# [Instructions to follow]
Reproduce every line of the material below, but drop the pictures.

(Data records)

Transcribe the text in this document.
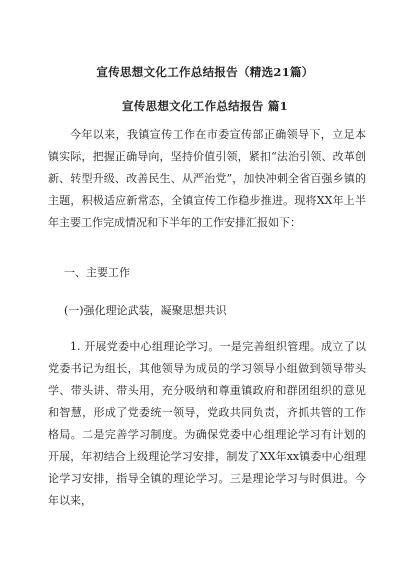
宣传思想文化工作总结报告（精选21篇）
宣传思想文化工作总结报告 篇1
今年以来，我镇宣传工作在市委宣传部正确领导下，立足本镇实际，把握正确导向，坚持价值引领，紧扣“法治引领、改革创新、转型升级、改善民生、从严治党”，加快冲刺全省百强乡镇的主题，积极适应新常态，全镇宣传工作稳步推进。现将XX年上半年主要工作完成情况和下半年的工作安排汇报如下：
一、主要工作
(一)强化理论武装，凝聚思想共识
1. 开展党委中心组理论学习。一是完善组织管理。成立了以党委书记为组长，其他领导为成员的学习领导小组做到领导带头学、带头讲、带头用，充分吸纳和尊重镇政府和群团组织的意见和智慧，形成了党委统一领导，党政共同负责，齐抓共管的工作格局。二是完善学习制度。为确保党委中心组理论学习有计划的开展，年初结合上级理论学习安排，制发了XX年xx镇委中心组理论学习安排，指导全镇的理论学习。三是理论学习与时俱进。今年以来，
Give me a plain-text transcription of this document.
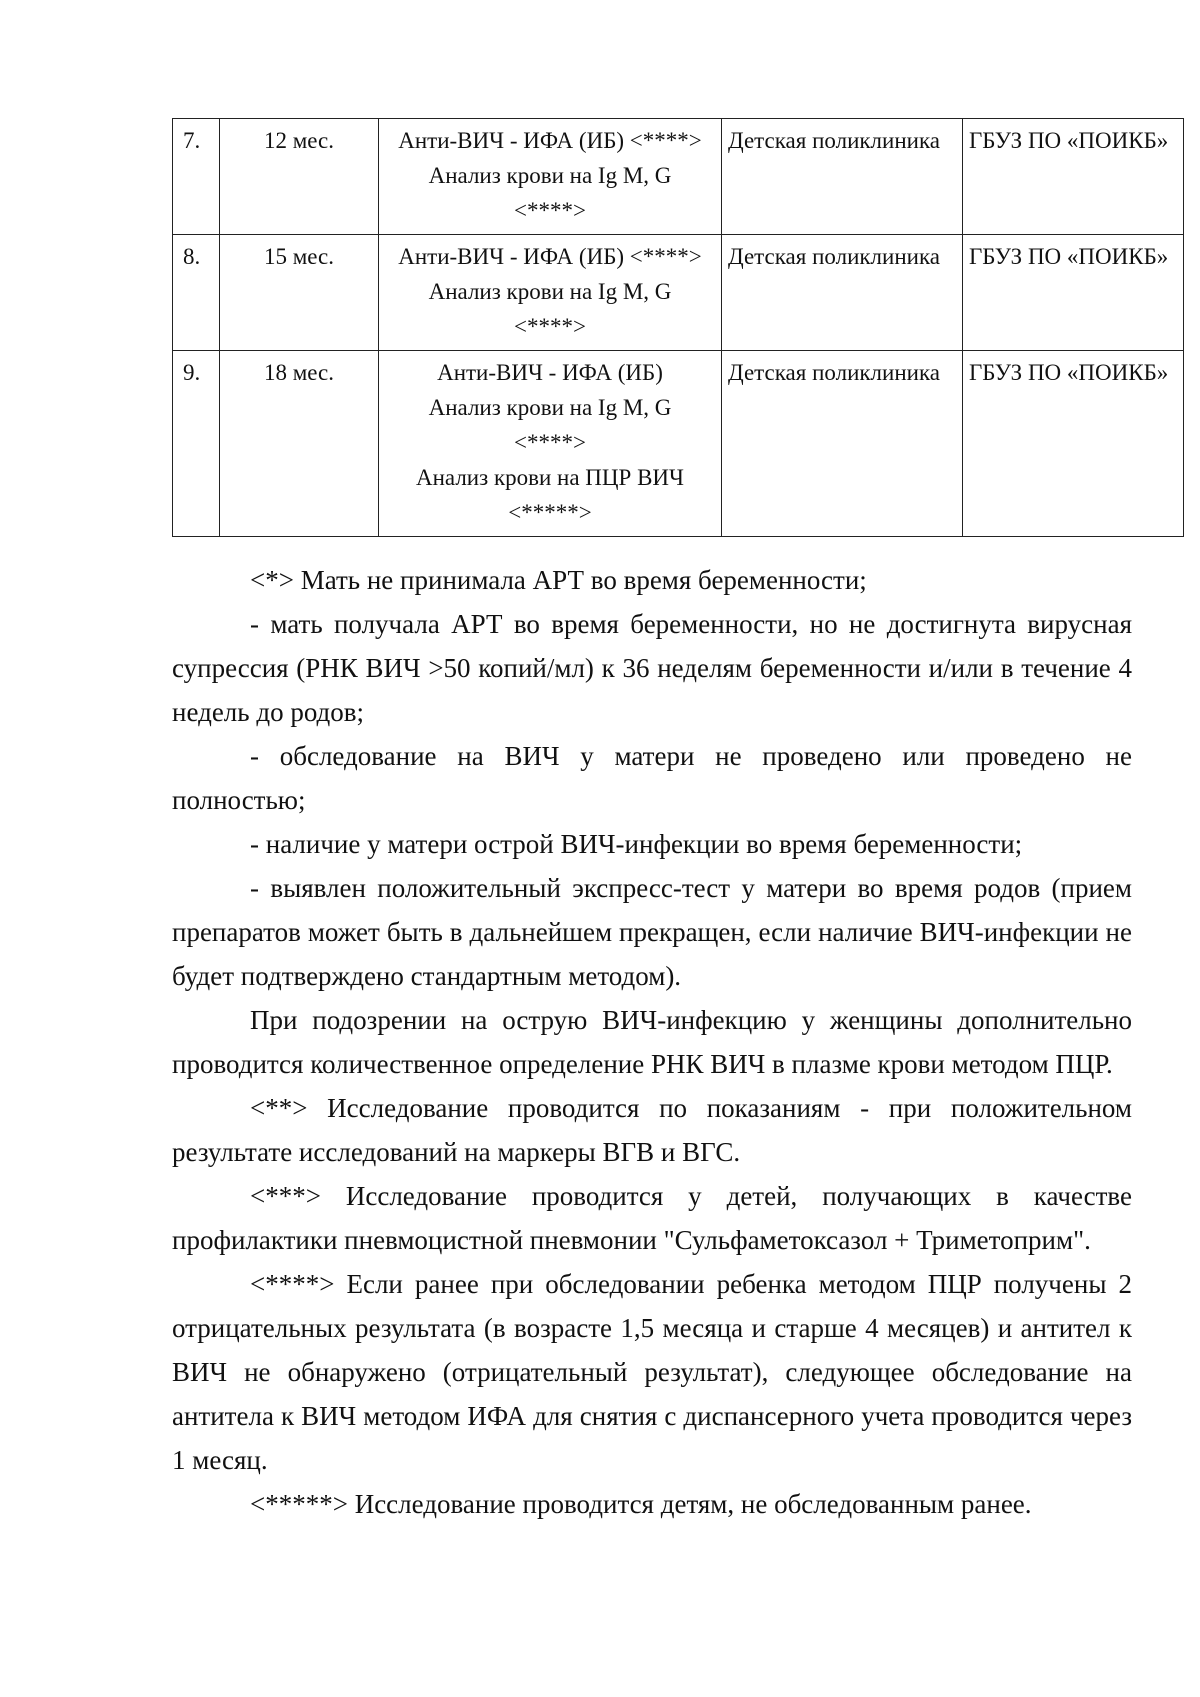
7.	12 мес.	Анти-ВИЧ - ИФА (ИБ) <****>
Анализ крови на Ig M, G
<****>	Детская поликлиника	ГБУЗ ПО «ПОИКБ»
8.	15 мес.	Анти-ВИЧ - ИФА (ИБ) <****>
Анализ крови на Ig M, G
<****>	Детская поликлиника	ГБУЗ ПО «ПОИКБ»
9.	18 мес.	Анти-ВИЧ - ИФА (ИБ)
Анализ крови на Ig M, G
<****>
Анализ крови на ПЦР ВИЧ
<*****>	Детская поликлиника	ГБУЗ ПО «ПОИКБ»

<*> Мать не принимала АРТ во время беременности;

- мать получала АРТ во время беременности, но не достигнута вирусная супрессия (РНК ВИЧ >50 копий/мл) к 36 неделям беременности и/или в течение 4 недель до родов;

- обследование на ВИЧ у матери не проведено или проведено не полностью;

- наличие у матери острой ВИЧ-инфекции во время беременности;

- выявлен положительный экспресс-тест у матери во время родов (прием препаратов может быть в дальнейшем прекращен, если наличие ВИЧ-инфекции не будет подтверждено стандартным методом).

При подозрении на острую ВИЧ-инфекцию у женщины дополнительно проводится количественное определение РНК ВИЧ в плазме крови методом ПЦР.

<**> Исследование проводится по показаниям - при положительном результате исследований на маркеры ВГВ и ВГС.

<***> Исследование проводится у детей, получающих в качестве профилактики пневмоцистной пневмонии "Сульфаметоксазол + Триметоприм".

<****> Если ранее при обследовании ребенка методом ПЦР получены 2 отрицательных результата (в возрасте 1,5 месяца и старше 4 месяцев) и антител к ВИЧ не обнаружено (отрицательный результат), следующее обследование на антитела к ВИЧ методом ИФА для снятия с диспансерного учета проводится через 1 месяц.

<*****> Исследование проводится детям, не обследованным ранее.
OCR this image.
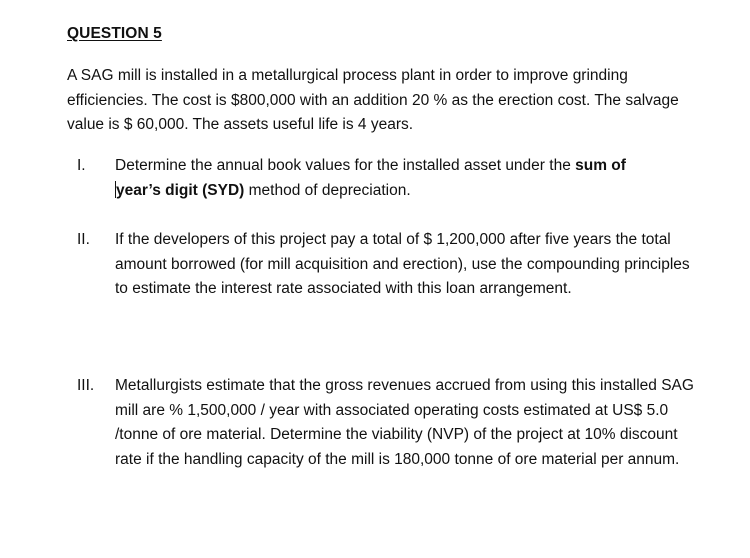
QUESTION 5
A SAG mill is installed in a metallurgical process plant in order to improve grinding efficiencies. The cost is $800,000 with an addition 20 % as the erection cost. The salvage value is $ 60,000. The assets useful life is 4 years.
I.	Determine the annual book values for the installed asset under the sum of
year’s digit (SYD) method of depreciation.
II.	If the developers of this project pay a total of $ 1,200,000 after five years the total amount borrowed (for mill acquisition and erection), use the compounding principles to estimate the interest rate associated with this loan arrangement.
III.	Metallurgists estimate that the gross revenues accrued from using this installed SAG mill are % 1,500,000 / year with associated operating costs estimated at US$ 5.0 /tonne of ore material. Determine the viability (NVP) of the project at 10% discount rate if the handling capacity of the mill is 180,000 tonne of ore material per annum.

# [Written response]
Transcribe the text in this document.
宣传思想文化工作总结报告（精选21篇）
宣传思想文化工作总结报告 篇1
今年以来，我镇宣传工作在市委宣传部正确领导下，立足本镇实际，把握正确导向，坚持价值引领，紧扣“法治引领、改革创新、转型升级、改善民生、从严治党”，加快冲刺全省百强乡镇的主题，积极适应新常态，全镇宣传工作稳步推进。现将XX年上半年主要工作完成情况和下半年的工作安排汇报如下：
一、主要工作
(一)强化理论武装，凝聚思想共识
1. 开展党委中心组理论学习。一是完善组织管理。成立了以党委书记为组长，其他领导为成员的学习领导小组做到领导带头学、带头讲、带头用，充分吸纳和尊重镇政府和群团组织的意见和智慧，形成了党委统一领导，党政共同负责，齐抓共管的工作格局。二是完善学习制度。为确保党委中心组理论学习有计划的开展，年初结合上级理论学习安排，制发了XX年xx镇委中心组理论学习安排，指导全镇的理论学习。三是理论学习与时俱进。今年以来，
Give me a plain-text transcription of this document.
7.	12 мес.	Анти-ВИЧ - ИФА (ИБ) <****>
Анализ крови на Ig M, G
<****>	Детская поликлиника	ГБУЗ ПО «ПОИКБ»
8.	15 мес.	Анти-ВИЧ - ИФА (ИБ) <****>
Анализ крови на Ig M, G
<****>	Детская поликлиника	ГБУЗ ПО «ПОИКБ»
9.	18 мес.	Анти-ВИЧ - ИФА (ИБ)
Анализ крови на Ig M, G
<****>
Анализ крови на ПЦР ВИЧ
<*****>	Детская поликлиника	ГБУЗ ПО «ПОИКБ»

<*> Мать не принимала АРТ во время беременности;

- мать получала АРТ во время беременности, но не достигнута вирусная супрессия (РНК ВИЧ >50 копий/мл) к 36 неделям беременности и/или в течение 4 недель до родов;

- обследование на ВИЧ у матери не проведено или проведено не полностью;

- наличие у матери острой ВИЧ-инфекции во время беременности;

- выявлен положительный экспресс-тест у матери во время родов (прием препаратов может быть в дальнейшем прекращен, если наличие ВИЧ-инфекции не будет подтверждено стандартным методом).

При подозрении на острую ВИЧ-инфекцию у женщины дополнительно проводится количественное определение РНК ВИЧ в плазме крови методом ПЦР.

<**> Исследование проводится по показаниям - при положительном результате исследований на маркеры ВГВ и ВГС.

<***> Исследование проводится у детей, получающих в качестве профилактики пневмоцистной пневмонии "Сульфаметоксазол + Триметоприм".

<****> Если ранее при обследовании ребенка методом ПЦР получены 2 отрицательных результата (в возрасте 1,5 месяца и старше 4 месяцев) и антител к ВИЧ не обнаружено (отрицательный результат), следующее обследование на антитела к ВИЧ методом ИФА для снятия с диспансерного учета проводится через 1 месяц.

<*****> Исследование проводится детям, не обследованным ранее.
OCR this image.
QUESTION 5
A SAG mill is installed in a metallurgical process plant in order to improve grinding efficiencies. The cost is $800,000 with an addition 20 % as the erection cost. The salvage value is $ 60,000. The assets useful life is 4 years.
I.	Determine the annual book values for the installed asset under the sum of
year’s digit (SYD) method of depreciation.
II.	If the developers of this project pay a total of $ 1,200,000 after five years the total amount borrowed (for mill acquisition and erection), use the compounding principles to estimate the interest rate associated with this loan arrangement.
III.	Metallurgists estimate that the gross revenues accrued from using this installed SAG mill are % 1,500,000 / year with associated operating costs estimated at US$ 5.0 /tonne of ore material. Determine the viability (NVP) of the project at 10% discount rate if the handling capacity of the mill is 180,000 tonne of ore material per annum.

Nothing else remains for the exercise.